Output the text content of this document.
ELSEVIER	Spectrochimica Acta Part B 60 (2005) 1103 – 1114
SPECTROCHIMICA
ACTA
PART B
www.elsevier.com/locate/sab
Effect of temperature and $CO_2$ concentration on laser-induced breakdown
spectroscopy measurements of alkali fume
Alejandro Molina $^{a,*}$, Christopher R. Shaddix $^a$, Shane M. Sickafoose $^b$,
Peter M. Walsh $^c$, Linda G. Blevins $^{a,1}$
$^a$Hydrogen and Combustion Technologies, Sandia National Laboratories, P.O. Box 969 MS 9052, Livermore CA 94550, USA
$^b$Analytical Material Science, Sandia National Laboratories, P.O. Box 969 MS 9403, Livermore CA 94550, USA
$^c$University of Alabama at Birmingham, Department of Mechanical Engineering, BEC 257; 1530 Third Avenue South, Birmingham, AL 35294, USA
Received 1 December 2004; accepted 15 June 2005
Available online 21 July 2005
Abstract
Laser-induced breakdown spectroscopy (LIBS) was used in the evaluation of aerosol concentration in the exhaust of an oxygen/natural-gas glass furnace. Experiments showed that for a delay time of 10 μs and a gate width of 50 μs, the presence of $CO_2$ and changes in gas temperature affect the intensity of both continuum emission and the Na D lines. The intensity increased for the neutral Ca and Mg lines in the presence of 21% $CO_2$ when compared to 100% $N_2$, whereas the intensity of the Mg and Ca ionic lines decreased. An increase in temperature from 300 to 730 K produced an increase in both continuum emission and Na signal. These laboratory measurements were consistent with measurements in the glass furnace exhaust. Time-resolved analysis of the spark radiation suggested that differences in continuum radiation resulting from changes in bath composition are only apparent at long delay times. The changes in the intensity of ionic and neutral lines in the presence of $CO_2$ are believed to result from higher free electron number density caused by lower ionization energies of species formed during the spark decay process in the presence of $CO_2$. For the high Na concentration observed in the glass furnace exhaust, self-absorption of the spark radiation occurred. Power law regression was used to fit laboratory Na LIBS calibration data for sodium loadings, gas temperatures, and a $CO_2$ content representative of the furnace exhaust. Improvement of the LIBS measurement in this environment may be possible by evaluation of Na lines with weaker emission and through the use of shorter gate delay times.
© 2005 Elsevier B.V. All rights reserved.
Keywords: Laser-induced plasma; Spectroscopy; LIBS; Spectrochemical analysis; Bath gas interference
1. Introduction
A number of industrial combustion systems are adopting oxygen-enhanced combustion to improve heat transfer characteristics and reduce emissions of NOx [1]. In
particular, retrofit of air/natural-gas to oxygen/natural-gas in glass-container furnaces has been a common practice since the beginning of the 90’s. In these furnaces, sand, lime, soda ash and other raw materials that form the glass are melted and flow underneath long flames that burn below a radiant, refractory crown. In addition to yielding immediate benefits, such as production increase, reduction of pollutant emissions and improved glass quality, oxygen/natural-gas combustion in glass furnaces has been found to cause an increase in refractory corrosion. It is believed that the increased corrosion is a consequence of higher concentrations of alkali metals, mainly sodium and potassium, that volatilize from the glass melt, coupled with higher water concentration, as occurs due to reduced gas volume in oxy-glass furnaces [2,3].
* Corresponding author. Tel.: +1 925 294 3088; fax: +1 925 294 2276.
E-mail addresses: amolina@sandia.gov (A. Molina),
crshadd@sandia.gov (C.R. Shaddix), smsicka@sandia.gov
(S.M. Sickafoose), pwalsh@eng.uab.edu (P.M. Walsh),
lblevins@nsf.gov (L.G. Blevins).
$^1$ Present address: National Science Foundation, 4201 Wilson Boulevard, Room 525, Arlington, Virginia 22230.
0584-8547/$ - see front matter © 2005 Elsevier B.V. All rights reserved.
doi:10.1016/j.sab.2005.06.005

----

— GIVEN PROBLEM —
Search the entries for the word "Shaddix" and pick out every line that holds it.

— EXERCISE RESPONSE —
Alejandro Molina $^{a,*}$, Christopher R. Shaddix $^a$, Shane M. Sickafoose $^b$,
crshadd@sandia.gov (C.R. Shaddix), smsicka@sandia.gov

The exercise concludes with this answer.